>> start Data to process

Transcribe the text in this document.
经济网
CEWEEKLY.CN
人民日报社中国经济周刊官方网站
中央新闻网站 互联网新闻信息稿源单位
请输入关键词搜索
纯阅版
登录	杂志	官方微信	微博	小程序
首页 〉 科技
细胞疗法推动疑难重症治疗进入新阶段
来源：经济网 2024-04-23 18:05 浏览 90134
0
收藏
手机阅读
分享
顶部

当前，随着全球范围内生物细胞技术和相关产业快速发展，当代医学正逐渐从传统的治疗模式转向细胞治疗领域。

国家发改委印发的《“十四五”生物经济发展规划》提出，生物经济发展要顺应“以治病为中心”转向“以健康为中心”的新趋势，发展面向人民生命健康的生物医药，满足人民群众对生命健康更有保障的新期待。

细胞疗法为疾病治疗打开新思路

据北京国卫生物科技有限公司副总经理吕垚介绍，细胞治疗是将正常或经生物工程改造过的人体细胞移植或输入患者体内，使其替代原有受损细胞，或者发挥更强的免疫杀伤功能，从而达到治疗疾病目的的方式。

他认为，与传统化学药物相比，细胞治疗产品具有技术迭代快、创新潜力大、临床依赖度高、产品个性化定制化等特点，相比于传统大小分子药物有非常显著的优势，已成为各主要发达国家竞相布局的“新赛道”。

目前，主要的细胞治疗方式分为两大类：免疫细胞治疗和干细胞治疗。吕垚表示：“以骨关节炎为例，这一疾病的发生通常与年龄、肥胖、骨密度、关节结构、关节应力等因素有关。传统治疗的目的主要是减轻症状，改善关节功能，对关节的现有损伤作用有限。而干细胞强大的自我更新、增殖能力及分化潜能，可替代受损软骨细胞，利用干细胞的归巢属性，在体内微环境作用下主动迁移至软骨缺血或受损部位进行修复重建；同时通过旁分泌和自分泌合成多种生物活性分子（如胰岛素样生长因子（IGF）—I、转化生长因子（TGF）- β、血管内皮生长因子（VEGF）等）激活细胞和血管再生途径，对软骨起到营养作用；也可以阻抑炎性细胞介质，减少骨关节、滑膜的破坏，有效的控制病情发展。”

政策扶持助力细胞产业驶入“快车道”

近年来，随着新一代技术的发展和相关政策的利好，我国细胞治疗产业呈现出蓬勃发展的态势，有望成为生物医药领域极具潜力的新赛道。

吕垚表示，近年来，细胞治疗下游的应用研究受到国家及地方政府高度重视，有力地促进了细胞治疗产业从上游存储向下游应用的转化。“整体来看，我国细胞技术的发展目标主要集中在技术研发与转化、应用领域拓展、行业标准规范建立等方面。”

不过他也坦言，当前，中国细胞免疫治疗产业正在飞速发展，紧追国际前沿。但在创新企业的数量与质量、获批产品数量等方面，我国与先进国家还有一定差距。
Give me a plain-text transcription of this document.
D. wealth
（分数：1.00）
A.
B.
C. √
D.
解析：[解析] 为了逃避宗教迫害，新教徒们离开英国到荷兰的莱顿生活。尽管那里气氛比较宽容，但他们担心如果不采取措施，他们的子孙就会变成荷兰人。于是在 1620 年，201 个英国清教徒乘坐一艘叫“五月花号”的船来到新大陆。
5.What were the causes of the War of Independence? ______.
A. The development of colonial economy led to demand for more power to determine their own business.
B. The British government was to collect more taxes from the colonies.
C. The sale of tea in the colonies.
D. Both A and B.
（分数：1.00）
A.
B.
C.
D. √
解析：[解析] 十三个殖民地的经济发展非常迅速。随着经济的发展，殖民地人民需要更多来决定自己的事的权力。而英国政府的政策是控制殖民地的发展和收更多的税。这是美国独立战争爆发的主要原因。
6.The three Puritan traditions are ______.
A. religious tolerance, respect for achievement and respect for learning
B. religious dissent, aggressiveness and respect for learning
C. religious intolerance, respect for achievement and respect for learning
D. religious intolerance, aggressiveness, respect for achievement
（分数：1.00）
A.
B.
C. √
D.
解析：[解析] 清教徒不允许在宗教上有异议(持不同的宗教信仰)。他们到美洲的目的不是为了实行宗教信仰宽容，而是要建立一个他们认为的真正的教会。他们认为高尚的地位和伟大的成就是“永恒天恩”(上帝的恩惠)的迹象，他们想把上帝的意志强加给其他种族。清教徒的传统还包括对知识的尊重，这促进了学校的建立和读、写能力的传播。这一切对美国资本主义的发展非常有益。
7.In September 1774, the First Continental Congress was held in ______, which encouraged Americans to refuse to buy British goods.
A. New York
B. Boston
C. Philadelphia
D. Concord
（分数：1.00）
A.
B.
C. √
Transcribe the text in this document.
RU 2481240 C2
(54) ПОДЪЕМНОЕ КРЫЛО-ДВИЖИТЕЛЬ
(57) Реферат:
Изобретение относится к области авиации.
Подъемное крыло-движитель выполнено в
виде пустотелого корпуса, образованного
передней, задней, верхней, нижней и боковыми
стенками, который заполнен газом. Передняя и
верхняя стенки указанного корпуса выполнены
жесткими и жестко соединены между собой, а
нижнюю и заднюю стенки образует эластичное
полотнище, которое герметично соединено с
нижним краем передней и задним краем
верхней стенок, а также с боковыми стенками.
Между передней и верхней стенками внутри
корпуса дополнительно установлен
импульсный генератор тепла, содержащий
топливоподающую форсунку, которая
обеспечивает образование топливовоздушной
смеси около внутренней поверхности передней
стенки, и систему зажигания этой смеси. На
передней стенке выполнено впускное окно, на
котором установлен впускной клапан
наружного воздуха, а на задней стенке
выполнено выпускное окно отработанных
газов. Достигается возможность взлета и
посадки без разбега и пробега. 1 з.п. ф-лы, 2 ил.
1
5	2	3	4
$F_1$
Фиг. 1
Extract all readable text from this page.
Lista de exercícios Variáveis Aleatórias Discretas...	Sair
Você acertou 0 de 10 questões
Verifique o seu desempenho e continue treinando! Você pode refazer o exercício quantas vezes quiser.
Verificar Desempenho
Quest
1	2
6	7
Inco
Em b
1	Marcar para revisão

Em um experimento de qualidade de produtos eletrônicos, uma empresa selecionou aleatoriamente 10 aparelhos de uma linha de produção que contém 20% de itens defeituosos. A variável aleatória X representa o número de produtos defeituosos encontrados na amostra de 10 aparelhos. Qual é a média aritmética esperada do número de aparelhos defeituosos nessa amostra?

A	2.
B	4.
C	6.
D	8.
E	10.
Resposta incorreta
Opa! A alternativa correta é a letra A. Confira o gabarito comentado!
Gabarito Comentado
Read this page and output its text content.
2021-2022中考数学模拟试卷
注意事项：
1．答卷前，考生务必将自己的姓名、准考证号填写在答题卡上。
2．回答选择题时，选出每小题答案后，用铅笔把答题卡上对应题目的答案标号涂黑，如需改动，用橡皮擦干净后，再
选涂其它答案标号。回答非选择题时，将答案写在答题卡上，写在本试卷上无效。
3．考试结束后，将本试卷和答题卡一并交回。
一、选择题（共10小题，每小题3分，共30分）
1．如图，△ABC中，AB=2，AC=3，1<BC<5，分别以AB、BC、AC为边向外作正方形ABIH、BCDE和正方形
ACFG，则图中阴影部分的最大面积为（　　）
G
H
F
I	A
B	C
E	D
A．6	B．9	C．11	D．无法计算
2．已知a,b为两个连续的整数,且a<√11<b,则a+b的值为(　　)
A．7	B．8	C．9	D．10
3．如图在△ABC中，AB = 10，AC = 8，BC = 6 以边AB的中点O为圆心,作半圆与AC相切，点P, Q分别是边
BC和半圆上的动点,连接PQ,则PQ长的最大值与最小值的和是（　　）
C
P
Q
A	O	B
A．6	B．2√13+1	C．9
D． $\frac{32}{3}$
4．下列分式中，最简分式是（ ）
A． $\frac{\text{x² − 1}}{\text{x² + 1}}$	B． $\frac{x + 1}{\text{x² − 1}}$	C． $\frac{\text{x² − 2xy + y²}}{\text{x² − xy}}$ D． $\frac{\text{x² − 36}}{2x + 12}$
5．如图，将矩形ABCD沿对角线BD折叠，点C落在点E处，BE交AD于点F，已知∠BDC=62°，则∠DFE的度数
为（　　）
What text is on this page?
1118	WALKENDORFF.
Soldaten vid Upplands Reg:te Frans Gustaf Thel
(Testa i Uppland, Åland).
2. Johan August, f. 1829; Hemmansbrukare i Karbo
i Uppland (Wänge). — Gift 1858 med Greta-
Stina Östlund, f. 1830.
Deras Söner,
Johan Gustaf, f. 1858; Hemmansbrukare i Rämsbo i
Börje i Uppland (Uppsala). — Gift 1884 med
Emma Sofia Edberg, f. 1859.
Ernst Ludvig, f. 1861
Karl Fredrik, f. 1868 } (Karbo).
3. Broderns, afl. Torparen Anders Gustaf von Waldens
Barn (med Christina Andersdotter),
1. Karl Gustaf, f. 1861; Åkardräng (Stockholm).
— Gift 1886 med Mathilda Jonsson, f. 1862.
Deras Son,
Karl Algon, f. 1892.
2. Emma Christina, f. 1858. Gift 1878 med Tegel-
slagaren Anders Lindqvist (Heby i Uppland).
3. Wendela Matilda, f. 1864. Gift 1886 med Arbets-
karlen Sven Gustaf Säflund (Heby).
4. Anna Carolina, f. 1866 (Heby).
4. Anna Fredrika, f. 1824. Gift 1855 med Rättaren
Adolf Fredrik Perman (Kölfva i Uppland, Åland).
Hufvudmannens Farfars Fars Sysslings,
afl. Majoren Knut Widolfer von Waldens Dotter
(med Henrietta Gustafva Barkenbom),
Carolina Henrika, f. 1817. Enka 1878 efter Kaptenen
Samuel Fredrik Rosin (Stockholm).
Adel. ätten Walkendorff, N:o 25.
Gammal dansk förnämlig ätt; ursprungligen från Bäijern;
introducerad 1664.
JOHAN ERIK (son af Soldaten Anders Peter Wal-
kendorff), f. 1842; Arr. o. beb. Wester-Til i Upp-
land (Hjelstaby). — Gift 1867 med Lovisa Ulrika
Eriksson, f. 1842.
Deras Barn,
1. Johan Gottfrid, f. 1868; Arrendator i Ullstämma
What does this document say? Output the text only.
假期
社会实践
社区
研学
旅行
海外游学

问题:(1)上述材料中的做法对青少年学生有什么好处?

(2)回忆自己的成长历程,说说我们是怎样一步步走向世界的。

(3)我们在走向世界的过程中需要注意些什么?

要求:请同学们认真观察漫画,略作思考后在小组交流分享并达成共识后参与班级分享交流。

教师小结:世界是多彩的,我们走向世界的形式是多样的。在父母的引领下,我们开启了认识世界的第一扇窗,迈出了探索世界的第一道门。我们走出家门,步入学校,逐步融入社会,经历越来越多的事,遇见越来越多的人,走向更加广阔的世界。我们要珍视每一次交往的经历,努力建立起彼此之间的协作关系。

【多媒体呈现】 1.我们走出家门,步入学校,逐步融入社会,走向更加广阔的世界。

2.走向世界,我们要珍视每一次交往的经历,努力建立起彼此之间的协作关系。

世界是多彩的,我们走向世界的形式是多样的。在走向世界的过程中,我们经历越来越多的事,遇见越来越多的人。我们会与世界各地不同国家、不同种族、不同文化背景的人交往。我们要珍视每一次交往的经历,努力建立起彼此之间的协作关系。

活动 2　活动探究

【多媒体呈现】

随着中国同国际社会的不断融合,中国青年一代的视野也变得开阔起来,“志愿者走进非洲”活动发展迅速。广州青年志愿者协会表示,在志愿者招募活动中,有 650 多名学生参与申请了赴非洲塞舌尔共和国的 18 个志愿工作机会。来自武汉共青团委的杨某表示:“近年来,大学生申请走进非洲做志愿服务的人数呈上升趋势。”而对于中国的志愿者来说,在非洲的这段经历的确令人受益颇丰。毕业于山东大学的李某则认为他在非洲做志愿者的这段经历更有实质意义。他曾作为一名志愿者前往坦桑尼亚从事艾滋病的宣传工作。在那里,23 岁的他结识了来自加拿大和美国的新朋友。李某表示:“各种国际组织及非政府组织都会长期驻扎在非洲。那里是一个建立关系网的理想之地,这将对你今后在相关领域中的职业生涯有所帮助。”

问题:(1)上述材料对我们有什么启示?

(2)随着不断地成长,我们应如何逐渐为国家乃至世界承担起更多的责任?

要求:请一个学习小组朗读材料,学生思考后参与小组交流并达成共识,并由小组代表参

>> end Data to process

Copy every line of the records above that holds the word "page".

- Exercise answer:
Extract all readable text from this page.
Read this page and output its text content.
What text is on this page?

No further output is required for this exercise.